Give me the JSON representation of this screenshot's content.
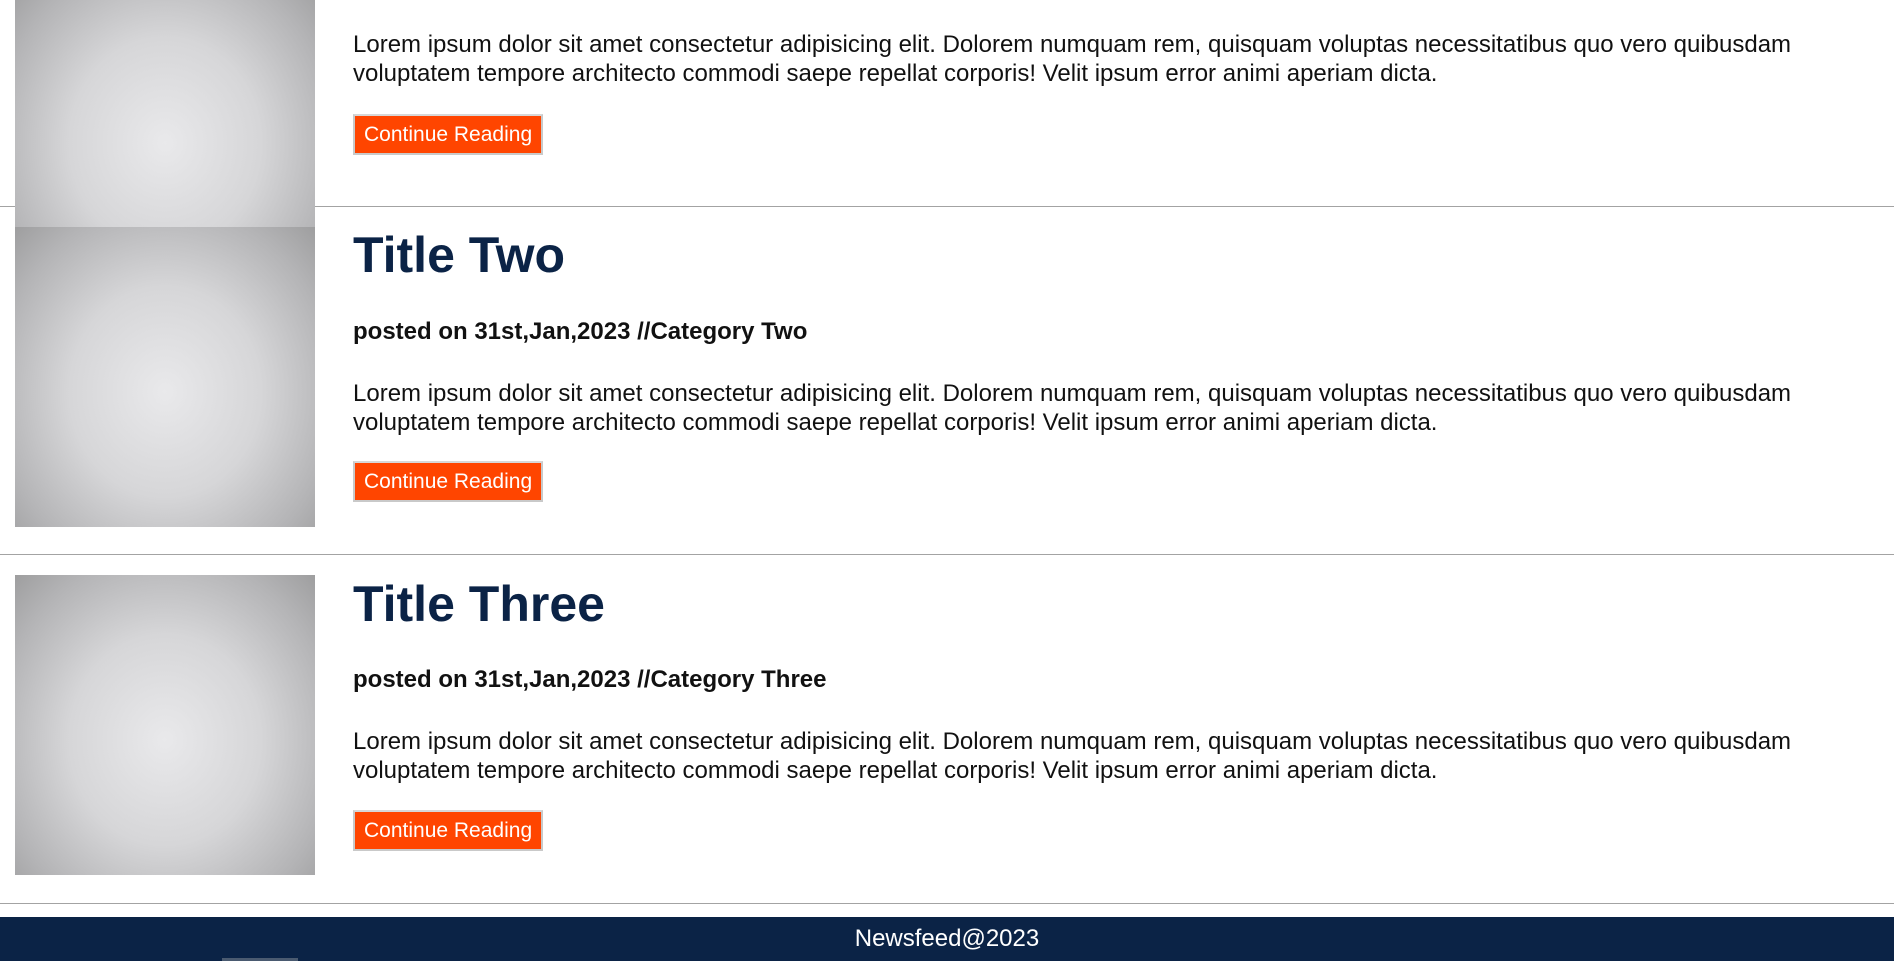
{
  "posts": [
    {
      "title": "",
      "meta": "",
      "excerpt": "Lorem ipsum dolor sit amet consectetur adipisicing elit. Dolorem numquam rem, quisquam voluptas necessitatibus quo vero quibusdam voluptatem tempore architecto commodi saepe repellat corporis! Velit ipsum error animi aperiam dicta.",
      "button": "Continue Reading"
    },
    {
      "title": "Title Two",
      "meta": "posted on 31st,Jan,2023 //Category Two",
      "excerpt": "Lorem ipsum dolor sit amet consectetur adipisicing elit. Dolorem numquam rem, quisquam voluptas necessitatibus quo vero quibusdam voluptatem tempore architecto commodi saepe repellat corporis! Velit ipsum error animi aperiam dicta.",
      "button": "Continue Reading"
    },
    {
      "title": "Title Three",
      "meta": "posted on 31st,Jan,2023 //Category Three",
      "excerpt": "Lorem ipsum dolor sit amet consectetur adipisicing elit. Dolorem numquam rem, quisquam voluptas necessitatibus quo vero quibusdam voluptatem tempore architecto commodi saepe repellat corporis! Velit ipsum error animi aperiam dicta.",
      "button": "Continue Reading"
    }
  ],
  "footer": {
    "text": "Newsfeed@2023"
  },
  "colors": {
    "accent": "#ff4500",
    "navy": "#0b2346"
  }
}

WHAT IS BEING ASKED:
Return the full material word for word. Do not include the pictures.

RESPONSE:
Give me the JSON representation of this screenshot's content.
{
  "posts": [
    {
      "title": "",
      "meta": "",
      "excerpt": "Lorem ipsum dolor sit amet consectetur adipisicing elit. Dolorem numquam rem, quisquam voluptas necessitatibus quo vero quibusdam voluptatem tempore architecto commodi saepe repellat corporis! Velit ipsum error animi aperiam dicta.",
      "button": "Continue Reading"
    },
    {
      "title": "Title Two",
      "meta": "posted on 31st,Jan,2023 //Category Two",
      "excerpt": "Lorem ipsum dolor sit amet consectetur adipisicing elit. Dolorem numquam rem, quisquam voluptas necessitatibus quo vero quibusdam voluptatem tempore architecto commodi saepe repellat corporis! Velit ipsum error animi aperiam dicta.",
      "button": "Continue Reading"
    },
    {
      "title": "Title Three",
      "meta": "posted on 31st,Jan,2023 //Category Three",
      "excerpt": "Lorem ipsum dolor sit amet consectetur adipisicing elit. Dolorem numquam rem, quisquam voluptas necessitatibus quo vero quibusdam voluptatem tempore architecto commodi saepe repellat corporis! Velit ipsum error animi aperiam dicta.",
      "button": "Continue Reading"
    }
  ],
  "footer": {
    "text": "Newsfeed@2023"
  },
  "colors": {
    "accent": "#ff4500",
    "navy": "#0b2346"
  }
}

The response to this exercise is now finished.